Supplied material =>

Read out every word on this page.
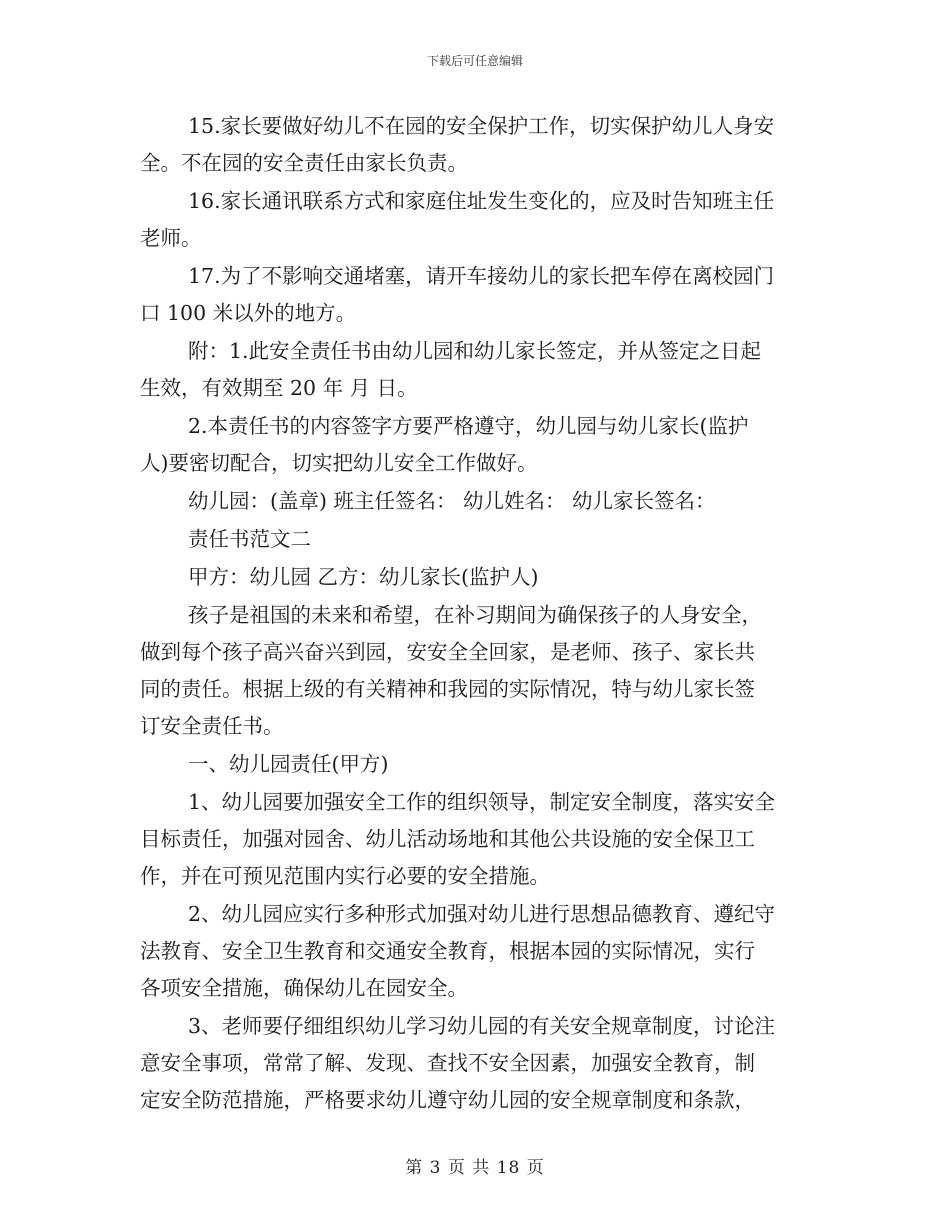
下载后可任意编辑
15.家长要做好幼儿不在园的安全保护工作，切实保护幼儿人身安
全。不在园的安全责任由家长负责。
16.家长通讯联系方式和家庭住址发生变化的，应及时告知班主任
老师。
17.为了不影响交通堵塞，请开车接幼儿的家长把车停在离校园门
口 100 米以外的地方。
附：1.此安全责任书由幼儿园和幼儿家长签定，并从签定之日起
生效，有效期至 20 年 月 日。
2.本责任书的内容签字方要严格遵守，幼儿园与幼儿家长(监护
人)要密切配合，切实把幼儿安全工作做好。
幼儿园：(盖章) 班主任签名： 幼儿姓名： 幼儿家长签名：
责任书范文二
甲方：幼儿园 乙方：幼儿家长(监护人)
孩子是祖国的未来和希望，在补习期间为确保孩子的人身安全，
做到每个孩子高兴奋兴到园，安安全全回家，是老师、孩子、家长共
同的责任。根据上级的有关精神和我园的实际情况，特与幼儿家长签
订安全责任书。
一、幼儿园责任(甲方)
1、幼儿园要加强安全工作的组织领导，制定安全制度，落实安全
目标责任，加强对园舍、幼儿活动场地和其他公共设施的安全保卫工
作，并在可预见范围内实行必要的安全措施。
2、幼儿园应实行多种形式加强对幼儿进行思想品德教育、遵纪守
法教育、安全卫生教育和交通安全教育，根据本园的实际情况，实行
各项安全措施，确保幼儿在园安全。
3、老师要仔细组织幼儿学习幼儿园的有关安全规章制度，讨论注
意安全事项，常常了解、发现、查找不安全因素，加强安全教育，制
定安全防范措施，严格要求幼儿遵守幼儿园的安全规章制度和条款，
第 3 页 共 18 页
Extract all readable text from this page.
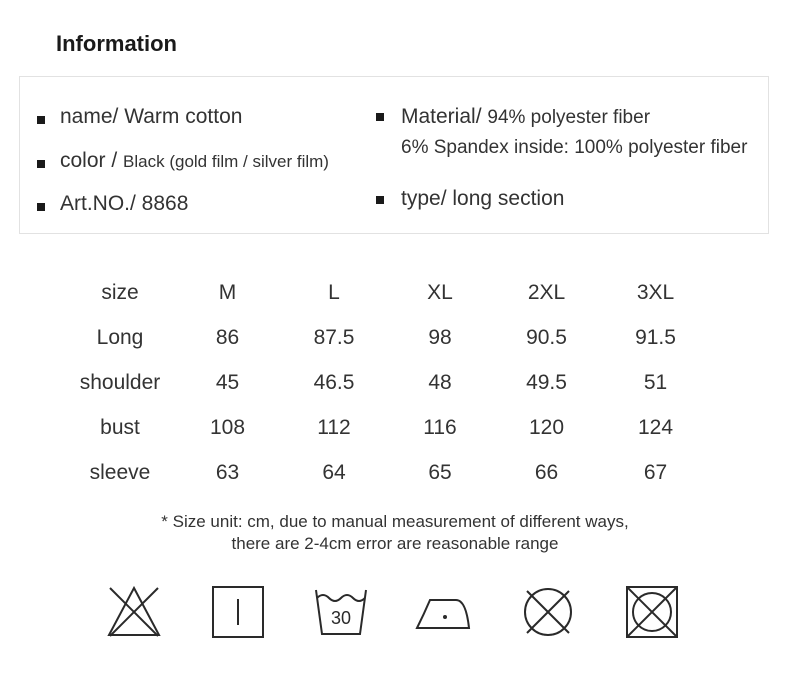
Information
name/ Warm cotton
color / Black (gold film / silver film)
Art.NO./ 8868
Material/ 94% polyester fiber
6% Spandex inside: 100% polyester fiber
type/ long section
size	M	L	XL	2XL	3XL
Long	86	87.5	98	90.5	91.5
shoulder	45	46.5	48	49.5	51
bust	108	112	116	120	124
sleeve	63	64	65	66	67
* Size unit: cm, due to manual measurement of different ways,
there are 2-4cm error are reasonable range
30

Task objective => Copy the records exactly. Skip the pictures.

Written response =>
Read out every word on this page.
下载后可任意编辑
15.家长要做好幼儿不在园的安全保护工作，切实保护幼儿人身安
全。不在园的安全责任由家长负责。
16.家长通讯联系方式和家庭住址发生变化的，应及时告知班主任
老师。
17.为了不影响交通堵塞，请开车接幼儿的家长把车停在离校园门
口 100 米以外的地方。
附：1.此安全责任书由幼儿园和幼儿家长签定，并从签定之日起
生效，有效期至 20 年 月 日。
2.本责任书的内容签字方要严格遵守，幼儿园与幼儿家长(监护
人)要密切配合，切实把幼儿安全工作做好。
幼儿园：(盖章) 班主任签名： 幼儿姓名： 幼儿家长签名：
责任书范文二
甲方：幼儿园 乙方：幼儿家长(监护人)
孩子是祖国的未来和希望，在补习期间为确保孩子的人身安全，
做到每个孩子高兴奋兴到园，安安全全回家，是老师、孩子、家长共
同的责任。根据上级的有关精神和我园的实际情况，特与幼儿家长签
订安全责任书。
一、幼儿园责任(甲方)
1、幼儿园要加强安全工作的组织领导，制定安全制度，落实安全
目标责任，加强对园舍、幼儿活动场地和其他公共设施的安全保卫工
作，并在可预见范围内实行必要的安全措施。
2、幼儿园应实行多种形式加强对幼儿进行思想品德教育、遵纪守
法教育、安全卫生教育和交通安全教育，根据本园的实际情况，实行
各项安全措施，确保幼儿在园安全。
3、老师要仔细组织幼儿学习幼儿园的有关安全规章制度，讨论注
意安全事项，常常了解、发现、查找不安全因素，加强安全教育，制
定安全防范措施，严格要求幼儿遵守幼儿园的安全规章制度和条款，
第 3 页 共 18 页
Extract all readable text from this page.
Information
name/ Warm cotton
color / Black (gold film / silver film)
Art.NO./ 8868
Material/ 94% polyester fiber
6% Spandex inside: 100% polyester fiber
type/ long section
size	M	L	XL	2XL	3XL
Long	86	87.5	98	90.5	91.5
shoulder	45	46.5	48	49.5	51
bust	108	112	116	120	124
sleeve	63	64	65	66	67
* Size unit: cm, due to manual measurement of different ways,
there are 2-4cm error are reasonable range
30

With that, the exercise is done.